**** GIVEN RECORDS
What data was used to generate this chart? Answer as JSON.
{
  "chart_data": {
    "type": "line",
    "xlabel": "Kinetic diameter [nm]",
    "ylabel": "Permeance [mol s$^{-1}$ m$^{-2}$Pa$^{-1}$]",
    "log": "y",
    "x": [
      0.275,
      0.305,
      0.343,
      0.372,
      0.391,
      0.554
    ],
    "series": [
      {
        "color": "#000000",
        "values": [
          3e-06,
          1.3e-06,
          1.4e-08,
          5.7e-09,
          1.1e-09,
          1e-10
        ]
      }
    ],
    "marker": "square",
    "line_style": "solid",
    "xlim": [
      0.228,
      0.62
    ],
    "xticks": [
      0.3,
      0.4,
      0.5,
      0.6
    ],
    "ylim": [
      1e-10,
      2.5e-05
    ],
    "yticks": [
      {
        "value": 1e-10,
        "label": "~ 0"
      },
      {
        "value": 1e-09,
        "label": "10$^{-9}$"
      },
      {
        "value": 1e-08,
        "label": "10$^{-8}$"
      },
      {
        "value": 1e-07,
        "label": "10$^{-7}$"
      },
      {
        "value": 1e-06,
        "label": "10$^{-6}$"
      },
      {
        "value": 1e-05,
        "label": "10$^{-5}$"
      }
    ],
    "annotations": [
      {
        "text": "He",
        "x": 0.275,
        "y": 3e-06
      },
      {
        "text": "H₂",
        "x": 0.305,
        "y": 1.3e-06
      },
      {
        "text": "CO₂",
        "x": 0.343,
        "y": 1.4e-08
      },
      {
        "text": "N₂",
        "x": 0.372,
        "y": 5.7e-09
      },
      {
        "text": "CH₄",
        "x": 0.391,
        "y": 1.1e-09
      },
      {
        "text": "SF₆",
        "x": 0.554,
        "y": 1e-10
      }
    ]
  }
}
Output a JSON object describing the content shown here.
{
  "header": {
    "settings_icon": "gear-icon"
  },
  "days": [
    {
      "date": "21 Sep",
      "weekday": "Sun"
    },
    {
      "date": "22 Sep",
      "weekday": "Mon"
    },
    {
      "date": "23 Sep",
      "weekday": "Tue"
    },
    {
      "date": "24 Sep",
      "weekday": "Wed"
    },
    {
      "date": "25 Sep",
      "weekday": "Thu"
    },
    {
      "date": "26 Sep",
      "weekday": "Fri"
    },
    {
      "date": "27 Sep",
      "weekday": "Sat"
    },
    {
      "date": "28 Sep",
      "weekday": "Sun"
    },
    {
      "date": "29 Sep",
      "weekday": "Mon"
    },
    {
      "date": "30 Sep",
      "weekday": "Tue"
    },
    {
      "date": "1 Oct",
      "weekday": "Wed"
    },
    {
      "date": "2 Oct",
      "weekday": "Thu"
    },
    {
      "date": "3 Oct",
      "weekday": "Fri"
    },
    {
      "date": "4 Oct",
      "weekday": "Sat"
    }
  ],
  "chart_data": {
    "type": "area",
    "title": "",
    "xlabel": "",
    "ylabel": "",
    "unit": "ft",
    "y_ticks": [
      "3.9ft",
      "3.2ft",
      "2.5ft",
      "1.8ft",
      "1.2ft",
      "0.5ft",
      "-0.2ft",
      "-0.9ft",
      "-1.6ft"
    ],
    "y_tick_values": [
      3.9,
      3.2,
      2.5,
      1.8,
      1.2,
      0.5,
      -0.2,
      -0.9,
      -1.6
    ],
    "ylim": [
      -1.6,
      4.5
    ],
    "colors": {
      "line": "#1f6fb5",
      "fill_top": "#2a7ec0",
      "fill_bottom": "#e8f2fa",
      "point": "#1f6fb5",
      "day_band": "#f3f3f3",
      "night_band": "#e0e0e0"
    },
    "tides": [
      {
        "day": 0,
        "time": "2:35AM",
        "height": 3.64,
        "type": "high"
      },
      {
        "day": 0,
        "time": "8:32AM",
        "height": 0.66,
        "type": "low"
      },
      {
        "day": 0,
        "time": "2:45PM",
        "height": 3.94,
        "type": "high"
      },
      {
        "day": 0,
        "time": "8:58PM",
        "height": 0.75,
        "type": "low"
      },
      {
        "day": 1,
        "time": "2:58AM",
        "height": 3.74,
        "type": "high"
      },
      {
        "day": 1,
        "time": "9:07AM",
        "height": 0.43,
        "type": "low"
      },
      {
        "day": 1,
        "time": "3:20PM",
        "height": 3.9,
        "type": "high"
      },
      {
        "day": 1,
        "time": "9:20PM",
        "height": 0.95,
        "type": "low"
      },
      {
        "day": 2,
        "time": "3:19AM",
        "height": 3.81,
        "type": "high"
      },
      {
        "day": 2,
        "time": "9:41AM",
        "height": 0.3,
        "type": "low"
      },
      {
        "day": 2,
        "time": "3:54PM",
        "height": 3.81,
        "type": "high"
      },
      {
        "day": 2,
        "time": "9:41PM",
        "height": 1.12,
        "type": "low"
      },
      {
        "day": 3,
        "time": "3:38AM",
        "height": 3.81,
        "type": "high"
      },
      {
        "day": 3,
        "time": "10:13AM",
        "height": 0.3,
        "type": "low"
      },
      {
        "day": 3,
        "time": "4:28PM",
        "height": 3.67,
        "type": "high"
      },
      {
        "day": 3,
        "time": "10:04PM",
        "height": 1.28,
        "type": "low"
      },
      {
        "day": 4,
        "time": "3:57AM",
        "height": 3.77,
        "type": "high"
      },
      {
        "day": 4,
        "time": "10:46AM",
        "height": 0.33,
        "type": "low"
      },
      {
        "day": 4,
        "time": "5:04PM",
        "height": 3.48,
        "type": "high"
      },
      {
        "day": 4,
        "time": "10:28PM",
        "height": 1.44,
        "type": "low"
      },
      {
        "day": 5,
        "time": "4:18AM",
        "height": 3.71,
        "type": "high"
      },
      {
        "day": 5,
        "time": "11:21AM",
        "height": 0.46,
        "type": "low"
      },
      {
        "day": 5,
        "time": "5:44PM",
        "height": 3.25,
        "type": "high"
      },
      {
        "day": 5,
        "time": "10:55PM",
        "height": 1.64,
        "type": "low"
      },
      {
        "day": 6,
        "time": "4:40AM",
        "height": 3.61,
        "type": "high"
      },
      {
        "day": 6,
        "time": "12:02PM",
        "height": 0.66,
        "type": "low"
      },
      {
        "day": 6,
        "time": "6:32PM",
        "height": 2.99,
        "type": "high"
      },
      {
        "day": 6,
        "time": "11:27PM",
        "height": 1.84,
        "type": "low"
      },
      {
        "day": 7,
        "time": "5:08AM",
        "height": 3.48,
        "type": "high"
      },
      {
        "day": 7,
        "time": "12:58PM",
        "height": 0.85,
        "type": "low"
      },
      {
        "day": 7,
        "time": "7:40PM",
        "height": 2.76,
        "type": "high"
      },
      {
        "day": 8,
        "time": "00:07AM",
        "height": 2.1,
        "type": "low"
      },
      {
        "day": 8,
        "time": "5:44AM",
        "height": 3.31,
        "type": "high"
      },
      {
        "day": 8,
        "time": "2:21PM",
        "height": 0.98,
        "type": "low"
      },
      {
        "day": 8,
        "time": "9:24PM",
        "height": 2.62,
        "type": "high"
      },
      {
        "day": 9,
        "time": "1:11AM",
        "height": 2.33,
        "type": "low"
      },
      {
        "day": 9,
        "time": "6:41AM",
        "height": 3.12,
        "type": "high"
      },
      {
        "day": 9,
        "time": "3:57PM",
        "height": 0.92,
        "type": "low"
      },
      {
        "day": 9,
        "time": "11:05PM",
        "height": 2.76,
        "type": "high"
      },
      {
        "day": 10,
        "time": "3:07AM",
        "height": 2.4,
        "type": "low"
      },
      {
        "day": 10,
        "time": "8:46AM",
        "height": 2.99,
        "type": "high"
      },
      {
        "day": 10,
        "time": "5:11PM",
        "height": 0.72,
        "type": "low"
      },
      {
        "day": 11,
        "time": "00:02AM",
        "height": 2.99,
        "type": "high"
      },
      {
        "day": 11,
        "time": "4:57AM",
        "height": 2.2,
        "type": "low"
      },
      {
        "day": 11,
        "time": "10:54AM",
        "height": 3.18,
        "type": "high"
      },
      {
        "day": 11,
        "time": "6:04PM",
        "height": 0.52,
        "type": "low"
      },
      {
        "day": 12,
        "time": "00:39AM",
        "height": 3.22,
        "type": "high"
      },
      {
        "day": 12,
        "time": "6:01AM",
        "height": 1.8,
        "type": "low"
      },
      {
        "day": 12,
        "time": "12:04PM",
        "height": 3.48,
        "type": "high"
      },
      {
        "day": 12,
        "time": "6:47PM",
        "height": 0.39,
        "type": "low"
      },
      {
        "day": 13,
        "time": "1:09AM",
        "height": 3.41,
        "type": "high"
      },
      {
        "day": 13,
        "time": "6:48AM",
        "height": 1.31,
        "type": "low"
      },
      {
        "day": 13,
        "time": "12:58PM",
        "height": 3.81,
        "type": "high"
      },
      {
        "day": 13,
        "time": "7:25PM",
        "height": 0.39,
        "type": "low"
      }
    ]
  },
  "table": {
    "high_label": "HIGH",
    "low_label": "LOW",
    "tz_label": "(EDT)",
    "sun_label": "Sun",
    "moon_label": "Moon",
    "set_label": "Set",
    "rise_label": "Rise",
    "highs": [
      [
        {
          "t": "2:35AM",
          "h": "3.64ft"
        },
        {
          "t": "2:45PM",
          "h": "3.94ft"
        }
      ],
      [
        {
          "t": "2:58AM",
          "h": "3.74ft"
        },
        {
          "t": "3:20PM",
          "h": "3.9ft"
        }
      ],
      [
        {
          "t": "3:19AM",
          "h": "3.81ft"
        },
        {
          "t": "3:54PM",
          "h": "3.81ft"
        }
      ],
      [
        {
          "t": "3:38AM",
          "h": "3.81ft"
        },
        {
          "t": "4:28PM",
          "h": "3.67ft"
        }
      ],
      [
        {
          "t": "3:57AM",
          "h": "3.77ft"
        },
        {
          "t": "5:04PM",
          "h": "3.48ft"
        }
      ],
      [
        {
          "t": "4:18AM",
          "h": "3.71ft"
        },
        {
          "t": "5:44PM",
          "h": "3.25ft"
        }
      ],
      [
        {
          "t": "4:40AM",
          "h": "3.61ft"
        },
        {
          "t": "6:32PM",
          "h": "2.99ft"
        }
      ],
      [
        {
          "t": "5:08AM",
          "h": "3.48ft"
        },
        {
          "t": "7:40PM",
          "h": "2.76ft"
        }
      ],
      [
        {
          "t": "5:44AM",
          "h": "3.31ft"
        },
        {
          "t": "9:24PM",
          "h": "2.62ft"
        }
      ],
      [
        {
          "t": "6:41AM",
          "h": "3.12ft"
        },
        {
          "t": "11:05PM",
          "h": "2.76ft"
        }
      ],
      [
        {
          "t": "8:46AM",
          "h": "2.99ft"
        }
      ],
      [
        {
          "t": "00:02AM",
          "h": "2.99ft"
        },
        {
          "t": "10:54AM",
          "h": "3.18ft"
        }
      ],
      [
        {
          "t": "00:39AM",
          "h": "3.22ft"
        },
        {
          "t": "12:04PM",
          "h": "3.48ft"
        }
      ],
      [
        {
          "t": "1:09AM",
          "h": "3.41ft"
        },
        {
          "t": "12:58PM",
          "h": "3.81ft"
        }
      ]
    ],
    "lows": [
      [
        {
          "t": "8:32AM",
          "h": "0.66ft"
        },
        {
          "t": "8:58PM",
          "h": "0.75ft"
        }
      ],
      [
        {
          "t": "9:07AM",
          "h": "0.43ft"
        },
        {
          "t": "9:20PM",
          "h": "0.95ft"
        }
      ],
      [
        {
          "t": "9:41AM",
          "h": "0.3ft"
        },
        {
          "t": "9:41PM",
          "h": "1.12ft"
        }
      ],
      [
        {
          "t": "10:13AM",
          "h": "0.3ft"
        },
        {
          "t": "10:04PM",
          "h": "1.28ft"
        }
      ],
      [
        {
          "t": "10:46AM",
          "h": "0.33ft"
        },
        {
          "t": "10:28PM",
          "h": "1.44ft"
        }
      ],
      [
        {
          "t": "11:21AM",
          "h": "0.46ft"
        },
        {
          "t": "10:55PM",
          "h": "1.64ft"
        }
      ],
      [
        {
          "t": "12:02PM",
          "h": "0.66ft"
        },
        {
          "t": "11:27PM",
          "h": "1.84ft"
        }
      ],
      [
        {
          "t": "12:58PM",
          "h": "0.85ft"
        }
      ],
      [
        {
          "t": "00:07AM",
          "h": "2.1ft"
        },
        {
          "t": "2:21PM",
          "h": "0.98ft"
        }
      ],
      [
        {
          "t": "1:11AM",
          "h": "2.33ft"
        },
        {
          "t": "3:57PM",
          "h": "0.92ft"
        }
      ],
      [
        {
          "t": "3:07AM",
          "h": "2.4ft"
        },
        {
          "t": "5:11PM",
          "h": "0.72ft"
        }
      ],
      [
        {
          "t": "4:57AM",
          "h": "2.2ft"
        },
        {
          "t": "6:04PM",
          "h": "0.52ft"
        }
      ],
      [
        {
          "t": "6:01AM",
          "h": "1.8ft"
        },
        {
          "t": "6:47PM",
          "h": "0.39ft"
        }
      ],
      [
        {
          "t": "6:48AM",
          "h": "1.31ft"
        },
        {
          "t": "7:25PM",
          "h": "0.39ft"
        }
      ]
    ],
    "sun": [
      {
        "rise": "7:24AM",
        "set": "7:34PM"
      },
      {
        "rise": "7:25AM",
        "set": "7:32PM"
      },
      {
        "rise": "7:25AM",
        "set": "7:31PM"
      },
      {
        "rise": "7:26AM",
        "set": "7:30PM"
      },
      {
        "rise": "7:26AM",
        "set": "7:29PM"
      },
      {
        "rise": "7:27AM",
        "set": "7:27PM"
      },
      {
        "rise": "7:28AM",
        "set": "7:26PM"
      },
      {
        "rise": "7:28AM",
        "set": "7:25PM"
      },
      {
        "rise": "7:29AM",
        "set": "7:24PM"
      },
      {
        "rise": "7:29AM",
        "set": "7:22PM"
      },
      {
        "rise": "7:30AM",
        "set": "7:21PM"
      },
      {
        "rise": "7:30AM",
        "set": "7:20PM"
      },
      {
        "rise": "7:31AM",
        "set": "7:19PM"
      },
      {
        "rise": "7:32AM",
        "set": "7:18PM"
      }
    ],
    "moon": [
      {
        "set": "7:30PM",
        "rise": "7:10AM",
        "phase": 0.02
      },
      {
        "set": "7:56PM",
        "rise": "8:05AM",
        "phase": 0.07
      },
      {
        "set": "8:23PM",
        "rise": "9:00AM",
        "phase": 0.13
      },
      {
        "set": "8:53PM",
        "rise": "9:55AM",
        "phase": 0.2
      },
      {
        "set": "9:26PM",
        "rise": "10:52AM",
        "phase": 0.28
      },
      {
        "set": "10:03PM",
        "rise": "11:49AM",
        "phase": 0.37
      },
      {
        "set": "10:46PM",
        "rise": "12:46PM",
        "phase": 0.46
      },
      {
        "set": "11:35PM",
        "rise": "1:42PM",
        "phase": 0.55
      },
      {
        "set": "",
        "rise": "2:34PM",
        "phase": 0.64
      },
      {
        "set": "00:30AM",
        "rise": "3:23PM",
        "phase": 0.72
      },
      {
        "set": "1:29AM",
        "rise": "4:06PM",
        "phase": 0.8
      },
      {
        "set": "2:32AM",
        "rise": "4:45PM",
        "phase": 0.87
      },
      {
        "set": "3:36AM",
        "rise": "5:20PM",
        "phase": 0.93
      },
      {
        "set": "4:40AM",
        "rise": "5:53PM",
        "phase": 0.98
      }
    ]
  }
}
********
Find how many lines in the records contain the string "JSON", then give the number alone.

### EXERCISE ANSWER:
2